======== Records for this task ========

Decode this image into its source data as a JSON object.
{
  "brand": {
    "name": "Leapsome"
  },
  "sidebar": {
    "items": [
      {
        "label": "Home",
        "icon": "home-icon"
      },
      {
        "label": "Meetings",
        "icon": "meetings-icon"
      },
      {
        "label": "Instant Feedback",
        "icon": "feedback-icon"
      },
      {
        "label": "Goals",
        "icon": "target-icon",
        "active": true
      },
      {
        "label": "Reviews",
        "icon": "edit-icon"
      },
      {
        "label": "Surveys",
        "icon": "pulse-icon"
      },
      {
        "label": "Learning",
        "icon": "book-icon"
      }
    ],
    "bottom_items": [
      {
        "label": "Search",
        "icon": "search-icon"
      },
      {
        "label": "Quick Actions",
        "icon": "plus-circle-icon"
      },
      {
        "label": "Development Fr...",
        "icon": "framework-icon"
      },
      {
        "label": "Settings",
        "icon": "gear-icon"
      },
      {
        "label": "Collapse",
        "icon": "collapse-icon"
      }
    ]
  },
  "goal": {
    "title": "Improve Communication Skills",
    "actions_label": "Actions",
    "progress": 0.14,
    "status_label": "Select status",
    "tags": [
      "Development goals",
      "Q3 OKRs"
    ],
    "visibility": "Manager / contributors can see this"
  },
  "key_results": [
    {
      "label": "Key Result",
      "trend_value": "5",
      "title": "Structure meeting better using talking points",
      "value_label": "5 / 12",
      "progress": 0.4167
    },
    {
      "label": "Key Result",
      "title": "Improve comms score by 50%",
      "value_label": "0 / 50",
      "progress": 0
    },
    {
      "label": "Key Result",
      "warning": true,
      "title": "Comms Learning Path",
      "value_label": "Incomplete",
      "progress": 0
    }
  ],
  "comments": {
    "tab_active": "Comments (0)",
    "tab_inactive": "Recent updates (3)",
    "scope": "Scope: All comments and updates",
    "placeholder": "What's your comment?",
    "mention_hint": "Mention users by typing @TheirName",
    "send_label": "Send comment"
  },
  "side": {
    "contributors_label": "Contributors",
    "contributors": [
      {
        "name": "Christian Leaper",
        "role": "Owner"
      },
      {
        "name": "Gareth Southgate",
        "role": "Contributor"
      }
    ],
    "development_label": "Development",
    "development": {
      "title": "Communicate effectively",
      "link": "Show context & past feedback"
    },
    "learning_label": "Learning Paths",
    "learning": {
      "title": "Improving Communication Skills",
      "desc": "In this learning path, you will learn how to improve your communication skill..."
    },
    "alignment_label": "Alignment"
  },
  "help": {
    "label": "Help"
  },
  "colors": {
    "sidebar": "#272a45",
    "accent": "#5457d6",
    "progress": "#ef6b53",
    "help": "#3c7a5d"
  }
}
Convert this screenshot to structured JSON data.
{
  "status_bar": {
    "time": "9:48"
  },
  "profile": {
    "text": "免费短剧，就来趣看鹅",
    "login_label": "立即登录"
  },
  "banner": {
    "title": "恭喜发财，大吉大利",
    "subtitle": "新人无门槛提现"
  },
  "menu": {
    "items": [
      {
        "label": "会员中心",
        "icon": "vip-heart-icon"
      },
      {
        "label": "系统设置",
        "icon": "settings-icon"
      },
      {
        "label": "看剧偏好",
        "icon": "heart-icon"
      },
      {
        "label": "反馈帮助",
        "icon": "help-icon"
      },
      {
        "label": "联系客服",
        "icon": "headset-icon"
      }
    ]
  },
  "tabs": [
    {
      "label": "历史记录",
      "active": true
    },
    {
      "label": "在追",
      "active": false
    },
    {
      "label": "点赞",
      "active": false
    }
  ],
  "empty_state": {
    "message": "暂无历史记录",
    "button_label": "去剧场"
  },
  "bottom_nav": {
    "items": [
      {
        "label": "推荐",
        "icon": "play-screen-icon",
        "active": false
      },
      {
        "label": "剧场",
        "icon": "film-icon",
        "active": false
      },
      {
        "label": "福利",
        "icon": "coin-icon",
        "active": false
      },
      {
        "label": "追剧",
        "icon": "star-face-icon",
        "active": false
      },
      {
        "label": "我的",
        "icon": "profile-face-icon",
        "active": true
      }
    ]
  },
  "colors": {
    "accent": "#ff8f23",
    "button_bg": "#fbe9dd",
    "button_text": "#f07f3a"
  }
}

========

Search the preceding listing for "Skills" and extract every line where it is found.

■ Task response
    "title": "Improve Communication Skills",
      "title": "Improving Communication Skills",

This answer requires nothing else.